Available data.
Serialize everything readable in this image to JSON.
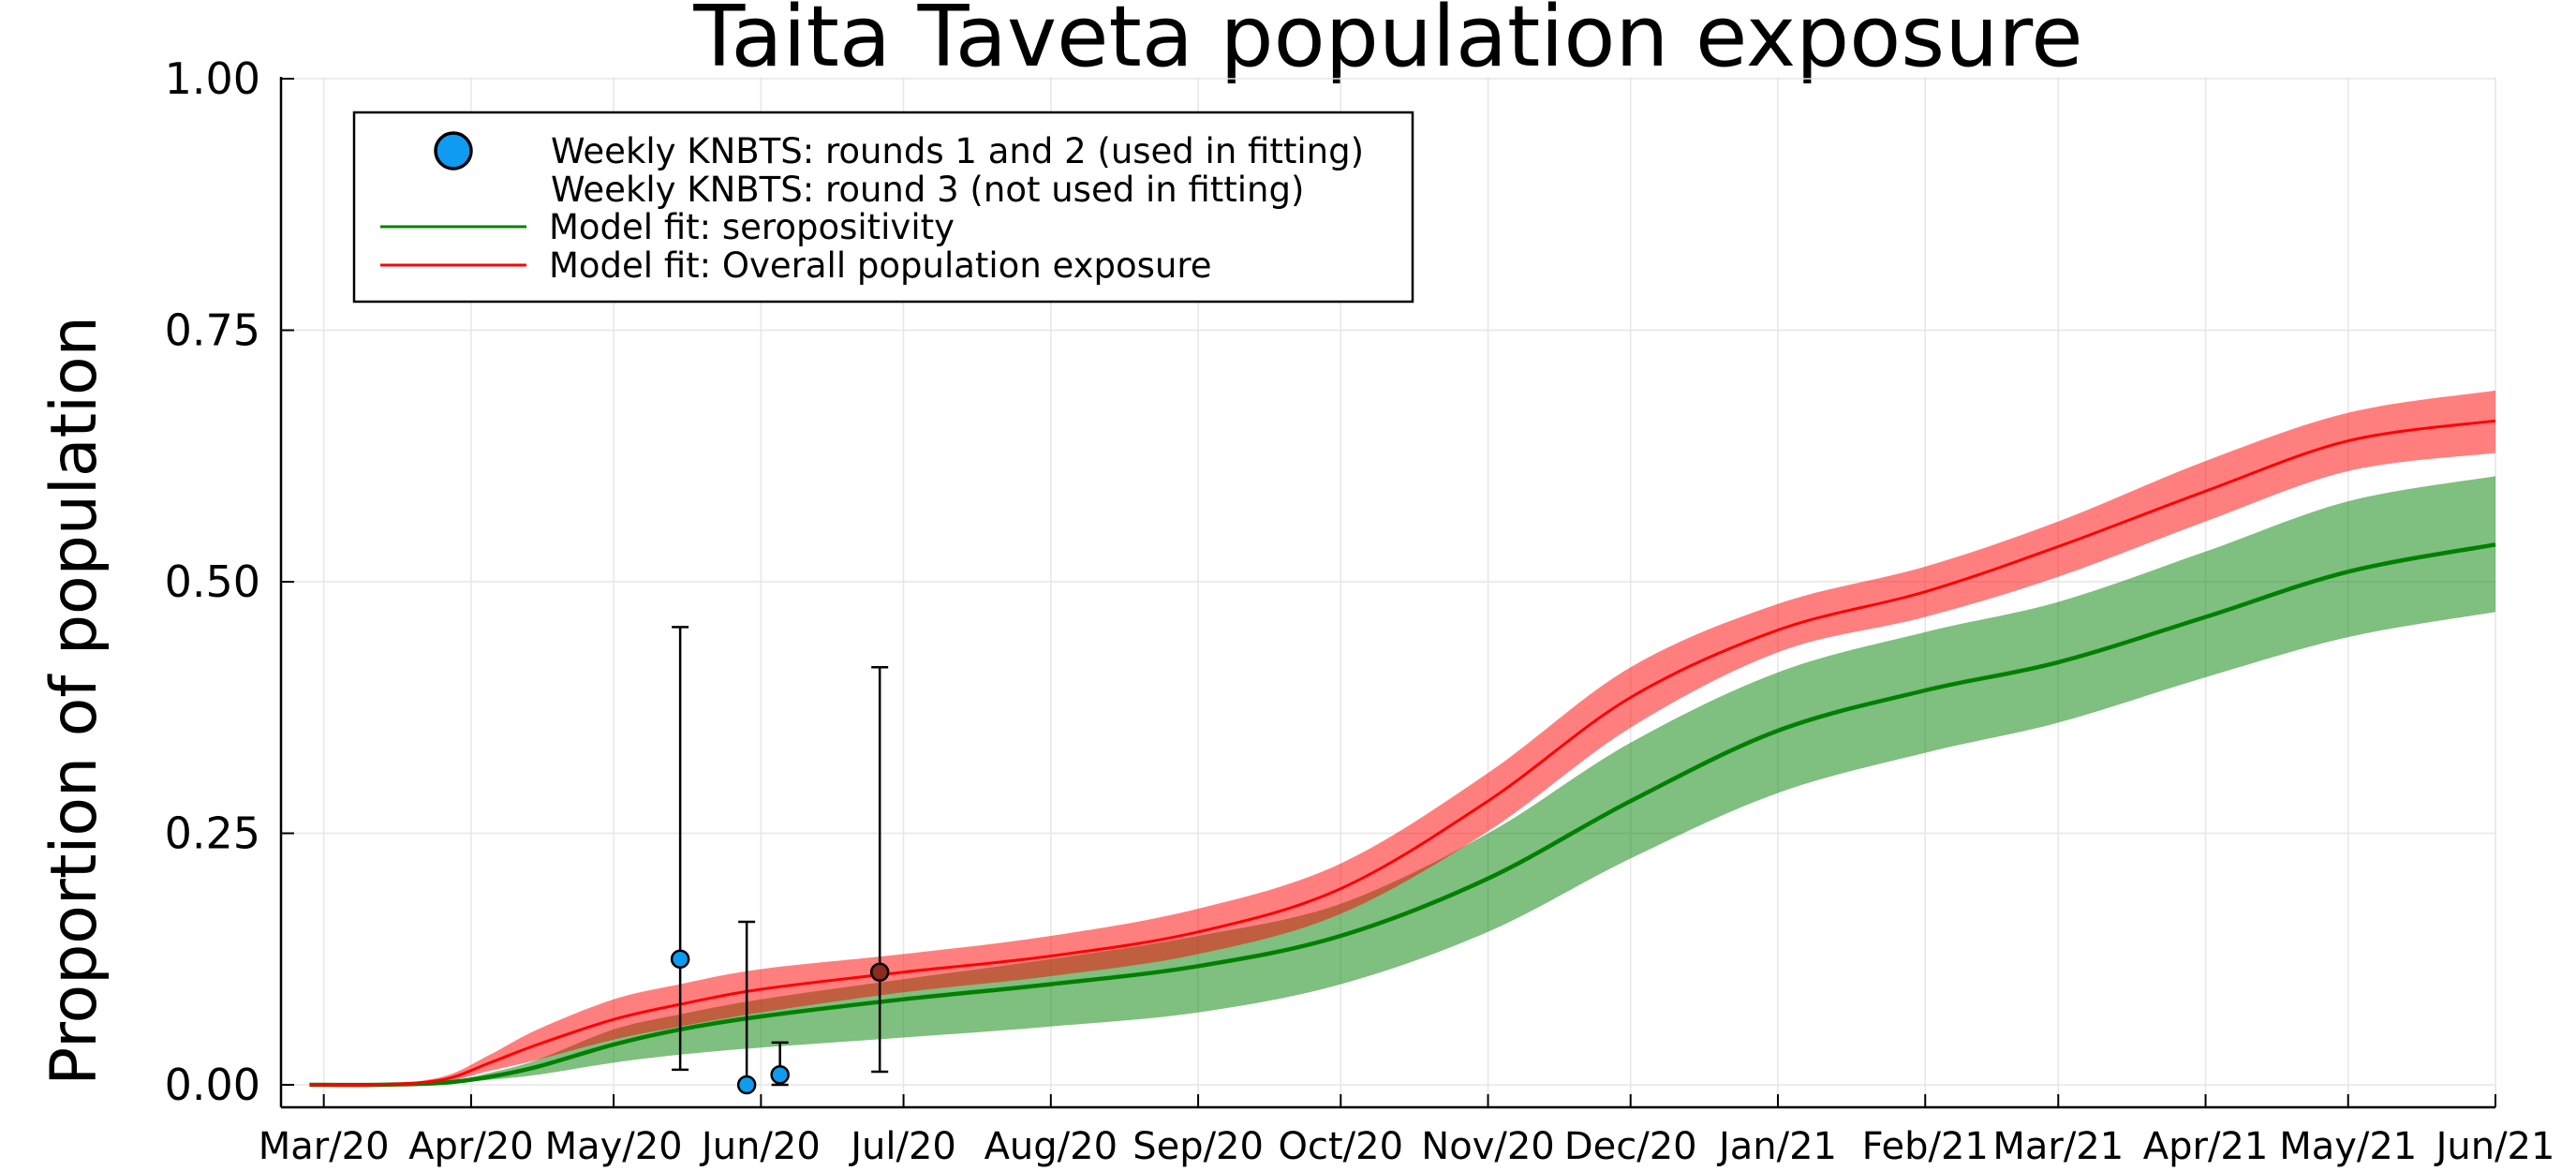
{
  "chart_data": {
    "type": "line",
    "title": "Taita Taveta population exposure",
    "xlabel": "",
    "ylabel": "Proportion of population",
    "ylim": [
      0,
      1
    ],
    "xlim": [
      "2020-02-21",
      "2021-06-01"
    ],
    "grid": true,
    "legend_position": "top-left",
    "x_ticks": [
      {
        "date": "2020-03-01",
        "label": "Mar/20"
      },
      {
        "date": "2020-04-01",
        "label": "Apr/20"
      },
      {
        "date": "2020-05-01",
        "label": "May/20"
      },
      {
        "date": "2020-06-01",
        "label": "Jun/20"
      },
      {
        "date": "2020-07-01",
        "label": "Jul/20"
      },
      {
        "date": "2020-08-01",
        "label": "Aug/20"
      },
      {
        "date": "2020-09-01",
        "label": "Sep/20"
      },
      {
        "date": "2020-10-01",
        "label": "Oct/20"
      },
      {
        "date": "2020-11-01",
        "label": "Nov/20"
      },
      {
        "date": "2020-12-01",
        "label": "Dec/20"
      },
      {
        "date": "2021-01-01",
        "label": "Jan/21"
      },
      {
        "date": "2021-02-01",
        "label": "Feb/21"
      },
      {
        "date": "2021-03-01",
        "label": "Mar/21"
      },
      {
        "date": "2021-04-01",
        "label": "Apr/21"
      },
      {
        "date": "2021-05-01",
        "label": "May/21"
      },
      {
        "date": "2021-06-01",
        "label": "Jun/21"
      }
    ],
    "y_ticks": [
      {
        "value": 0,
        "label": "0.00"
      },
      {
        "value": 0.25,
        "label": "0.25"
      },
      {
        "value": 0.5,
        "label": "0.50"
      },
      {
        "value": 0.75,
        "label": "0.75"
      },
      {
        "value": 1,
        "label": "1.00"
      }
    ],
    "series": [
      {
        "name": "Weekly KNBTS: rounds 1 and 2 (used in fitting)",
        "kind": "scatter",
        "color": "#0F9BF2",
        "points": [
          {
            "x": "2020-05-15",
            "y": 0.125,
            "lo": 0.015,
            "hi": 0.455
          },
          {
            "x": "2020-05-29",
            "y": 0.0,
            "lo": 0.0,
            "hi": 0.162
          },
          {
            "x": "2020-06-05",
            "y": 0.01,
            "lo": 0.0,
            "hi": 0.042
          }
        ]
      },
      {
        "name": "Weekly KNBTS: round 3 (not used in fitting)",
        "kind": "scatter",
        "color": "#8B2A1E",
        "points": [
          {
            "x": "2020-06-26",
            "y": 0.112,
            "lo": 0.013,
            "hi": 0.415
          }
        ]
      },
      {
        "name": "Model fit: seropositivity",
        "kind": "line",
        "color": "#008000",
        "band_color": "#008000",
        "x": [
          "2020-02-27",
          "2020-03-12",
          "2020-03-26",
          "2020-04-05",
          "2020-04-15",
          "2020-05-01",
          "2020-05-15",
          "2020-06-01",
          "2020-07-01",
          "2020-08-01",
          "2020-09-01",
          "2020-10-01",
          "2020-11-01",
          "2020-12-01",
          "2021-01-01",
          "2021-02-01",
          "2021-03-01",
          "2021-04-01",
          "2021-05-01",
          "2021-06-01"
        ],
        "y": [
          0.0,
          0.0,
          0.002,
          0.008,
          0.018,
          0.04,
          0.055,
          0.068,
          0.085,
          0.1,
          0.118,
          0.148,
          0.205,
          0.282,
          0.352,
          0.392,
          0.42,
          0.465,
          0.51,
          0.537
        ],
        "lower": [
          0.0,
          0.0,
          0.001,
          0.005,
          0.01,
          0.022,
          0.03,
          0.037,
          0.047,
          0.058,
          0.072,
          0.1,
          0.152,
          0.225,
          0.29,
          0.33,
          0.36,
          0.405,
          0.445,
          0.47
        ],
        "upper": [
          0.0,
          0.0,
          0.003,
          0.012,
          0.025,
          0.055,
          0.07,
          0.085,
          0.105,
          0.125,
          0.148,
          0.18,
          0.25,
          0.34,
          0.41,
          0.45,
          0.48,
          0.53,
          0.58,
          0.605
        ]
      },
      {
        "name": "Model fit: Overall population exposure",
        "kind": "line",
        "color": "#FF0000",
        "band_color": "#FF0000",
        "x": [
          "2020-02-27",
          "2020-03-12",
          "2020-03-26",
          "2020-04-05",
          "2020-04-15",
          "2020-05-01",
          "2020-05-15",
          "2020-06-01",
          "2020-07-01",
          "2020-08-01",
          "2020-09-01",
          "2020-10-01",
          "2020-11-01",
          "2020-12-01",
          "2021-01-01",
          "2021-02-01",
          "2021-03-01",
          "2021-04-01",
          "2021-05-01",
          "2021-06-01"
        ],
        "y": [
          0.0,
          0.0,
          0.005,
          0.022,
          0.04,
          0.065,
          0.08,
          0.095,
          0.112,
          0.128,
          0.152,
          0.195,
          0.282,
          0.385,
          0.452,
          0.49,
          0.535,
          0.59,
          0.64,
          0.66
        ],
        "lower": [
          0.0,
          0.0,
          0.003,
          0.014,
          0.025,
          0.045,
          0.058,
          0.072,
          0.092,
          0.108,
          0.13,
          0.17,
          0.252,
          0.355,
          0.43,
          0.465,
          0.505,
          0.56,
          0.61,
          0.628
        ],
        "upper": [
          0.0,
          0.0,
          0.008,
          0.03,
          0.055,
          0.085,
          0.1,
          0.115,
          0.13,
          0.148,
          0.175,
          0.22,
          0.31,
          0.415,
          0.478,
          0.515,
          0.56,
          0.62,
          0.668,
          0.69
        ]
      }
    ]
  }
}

Work instructions.
Write out every line of the entries that holds the word "Model".

Finished task.
        "name": "Model fit: seropositivity",
        "name": "Model fit: Overall population exposure",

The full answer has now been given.